"""

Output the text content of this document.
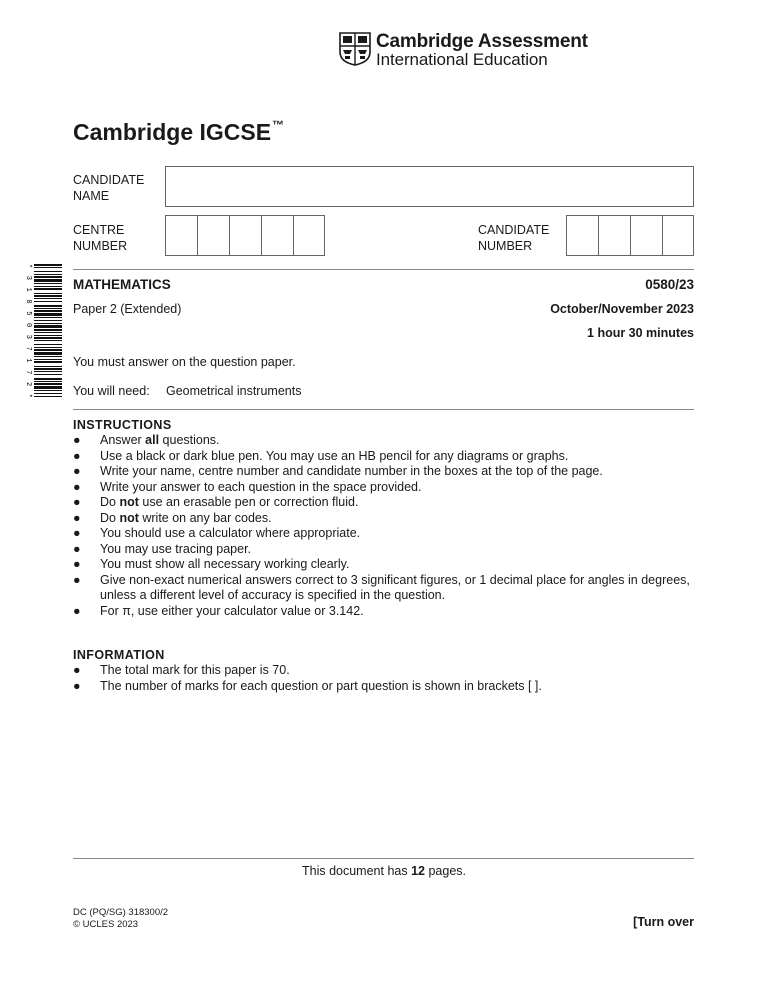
Cambridge Assessment
International Education
Cambridge IGCSE™
CANDIDATE
NAME
CENTRE
NUMBER
CANDIDATE
NUMBER
*3185037172*
MATHEMATICS	0580/23
Paper 2 (Extended)	October/November 2023
1 hour 30 minutes
You must answer on the question paper.
You will need: Geometrical instruments
INSTRUCTIONS
● Answer all questions.
● Use a black or dark blue pen. You may use an HB pencil for any diagrams or graphs.
● Write your name, centre number and candidate number in the boxes at the top of the page.
● Write your answer to each question in the space provided.
● Do not use an erasable pen or correction fluid.
● Do not write on any bar codes.
● You should use a calculator where appropriate.
● You may use tracing paper.
● You must show all necessary working clearly.
● Give non-exact numerical answers correct to 3 significant figures, or 1 decimal place for angles in degrees, unless a different level of accuracy is specified in the question.
● For π, use either your calculator value or 3.142.
INFORMATION
● The total mark for this paper is 70.
● The number of marks for each question or part question is shown in brackets [ ].
This document has 12 pages.
DC (PQ/SG) 318300/2
© UCLES 2023	[Turn over
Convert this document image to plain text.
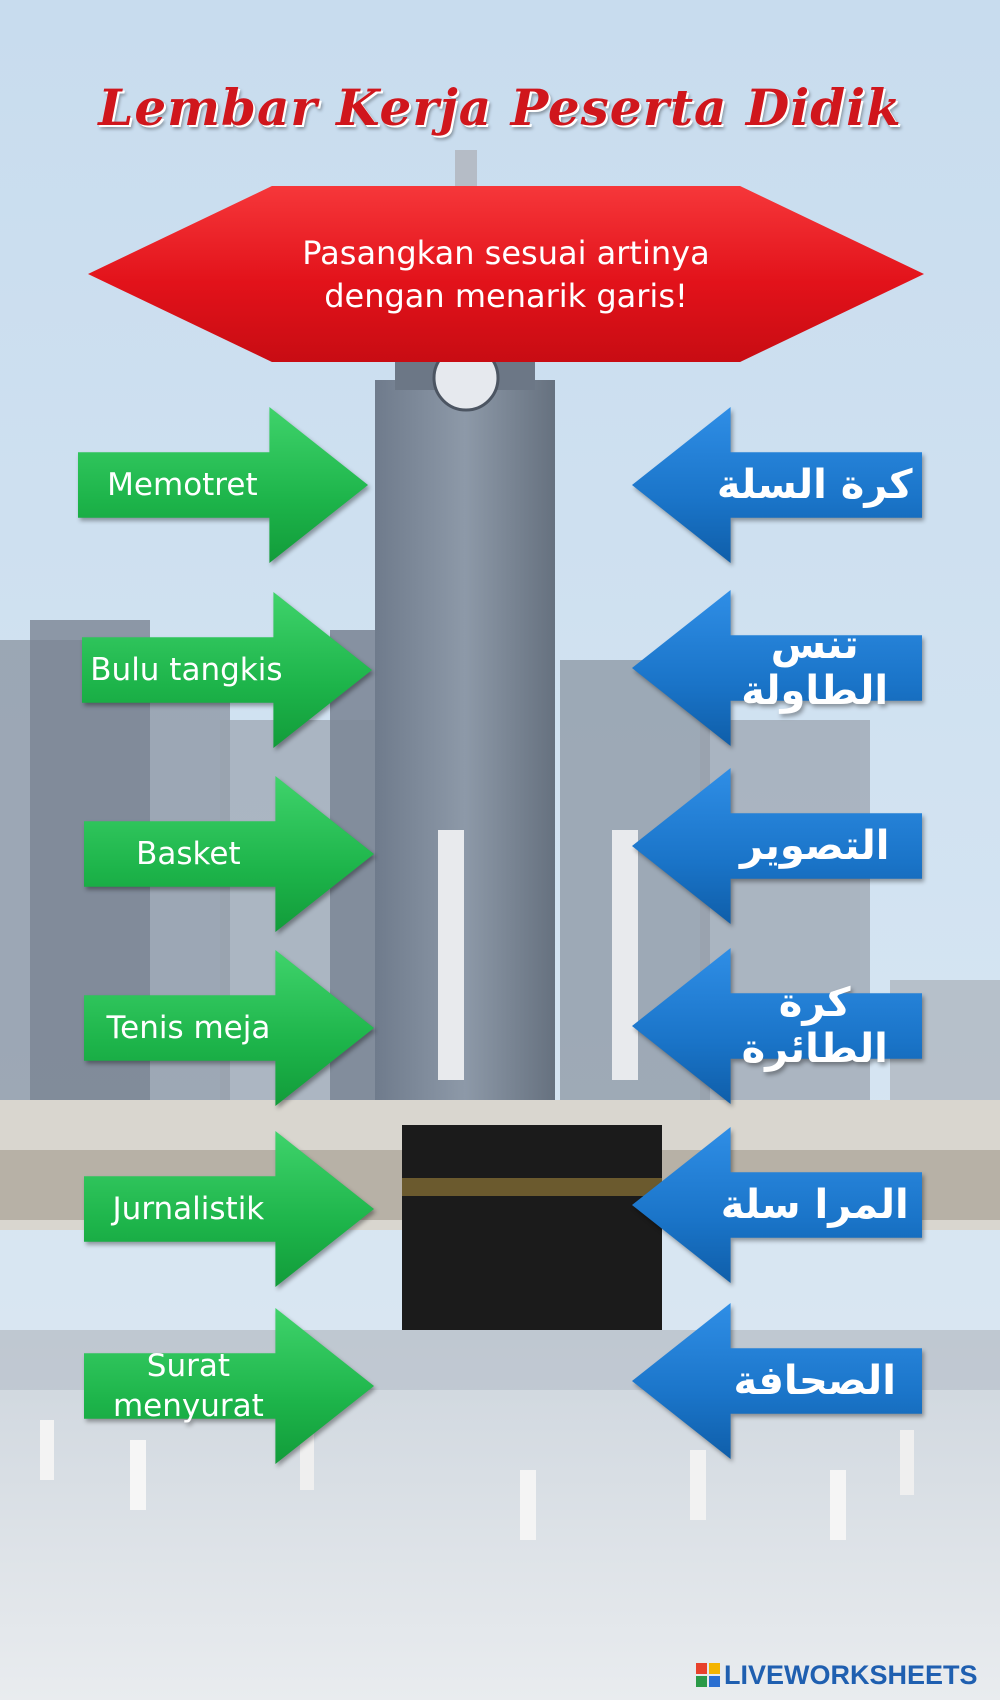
Lembar Kerja Peserta Didik
Pasangkan sesuai artinya dengan menarik garis!
Memotret
Bulu tangkis
Basket
Tenis meja
Jurnalistik
Surat menyurat
كرة السلة
تنس الطاولة
التصوير
كرة الطائرة
المرا سلة
الصحافة
LIVEWORKSHEETS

"""

[INSTRUCTIONS TO FOLLOW] Every line that holds the string "calculator" should be returned.

[COMPLETE OUTPUT]
● You should use a calculator where appropriate.
● For π, use either your calculator value or 3.142.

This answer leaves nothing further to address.